• _WHAT YOU WILL DO_:
Would it be possible to write out each entry below exactly, without the pictures?

----- THE DATA -----

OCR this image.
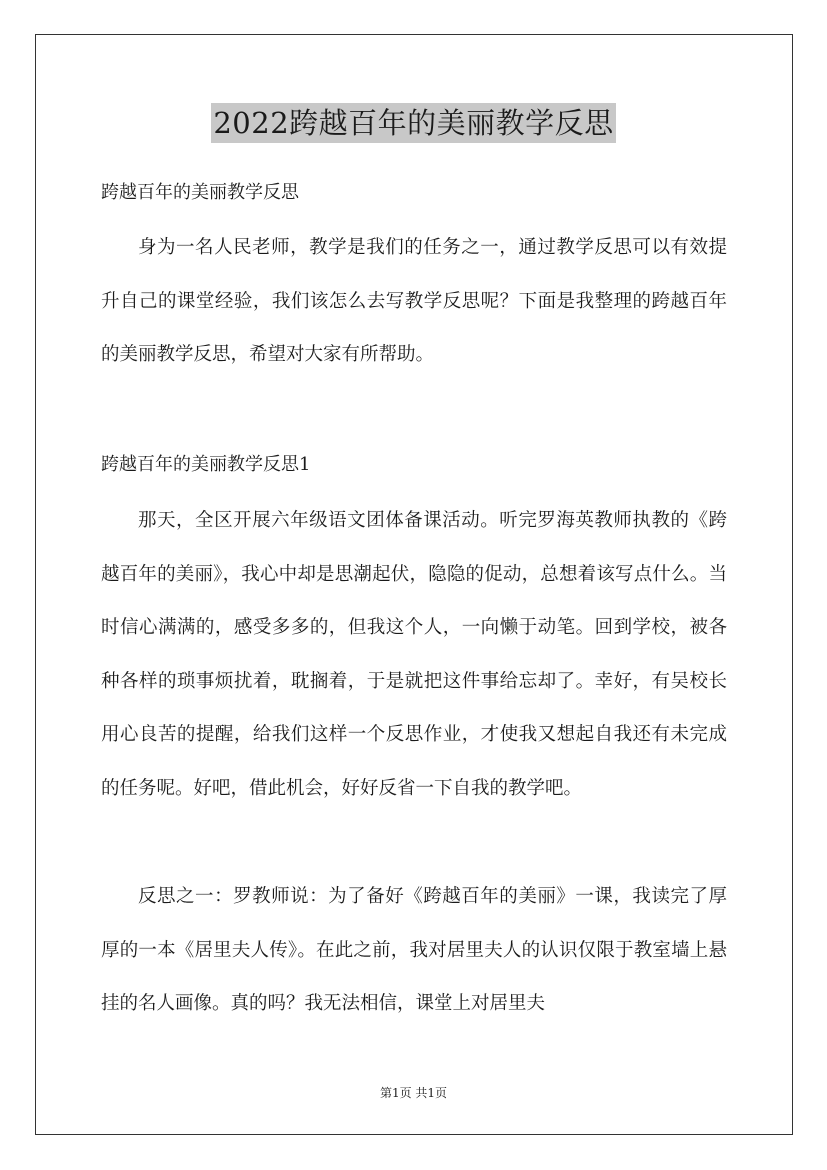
2022跨越百年的美丽教学反思

跨越百年的美丽教学反思

身为一名人民老师，教学是我们的任务之一，通过教学反思可以有效提升自己的课堂经验，我们该怎么去写教学反思呢？下面是我整理的跨越百年的美丽教学反思，希望对大家有所帮助。

跨越百年的美丽教学反思1

那天，全区开展六年级语文团体备课活动。听完罗海英教师执教的《跨越百年的美丽》，我心中却是思潮起伏，隐隐的促动，总想着该写点什么。当时信心满满的，感受多多的，但我这个人，一向懒于动笔。回到学校，被各种各样的琐事烦扰着，耽搁着，于是就把这件事给忘却了。幸好，有吴校长用心良苦的提醒，给我们这样一个反思作业，才使我又想起自我还有未完成的任务呢。好吧，借此机会，好好反省一下自我的教学吧。

反思之一：罗教师说：为了备好《跨越百年的美丽》一课，我读完了厚厚的一本《居里夫人传》。在此之前，我对居里夫人的认识仅限于教室墙上悬挂的名人画像。真的吗？我无法相信，课堂上对居里夫

第1页 共1页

-----

• _REPLY_:
OCR this image.
2022跨越百年的美丽教学反思

跨越百年的美丽教学反思

身为一名人民老师，教学是我们的任务之一，通过教学反思可以有效提升自己的课堂经验，我们该怎么去写教学反思呢？下面是我整理的跨越百年的美丽教学反思，希望对大家有所帮助。

跨越百年的美丽教学反思1

那天，全区开展六年级语文团体备课活动。听完罗海英教师执教的《跨越百年的美丽》，我心中却是思潮起伏，隐隐的促动，总想着该写点什么。当时信心满满的，感受多多的，但我这个人，一向懒于动笔。回到学校，被各种各样的琐事烦扰着，耽搁着，于是就把这件事给忘却了。幸好，有吴校长用心良苦的提醒，给我们这样一个反思作业，才使我又想起自我还有未完成的任务呢。好吧，借此机会，好好反省一下自我的教学吧。

反思之一：罗教师说：为了备好《跨越百年的美丽》一课，我读完了厚厚的一本《居里夫人传》。在此之前，我对居里夫人的认识仅限于教室墙上悬挂的名人画像。真的吗？我无法相信，课堂上对居里夫

第1页 共1页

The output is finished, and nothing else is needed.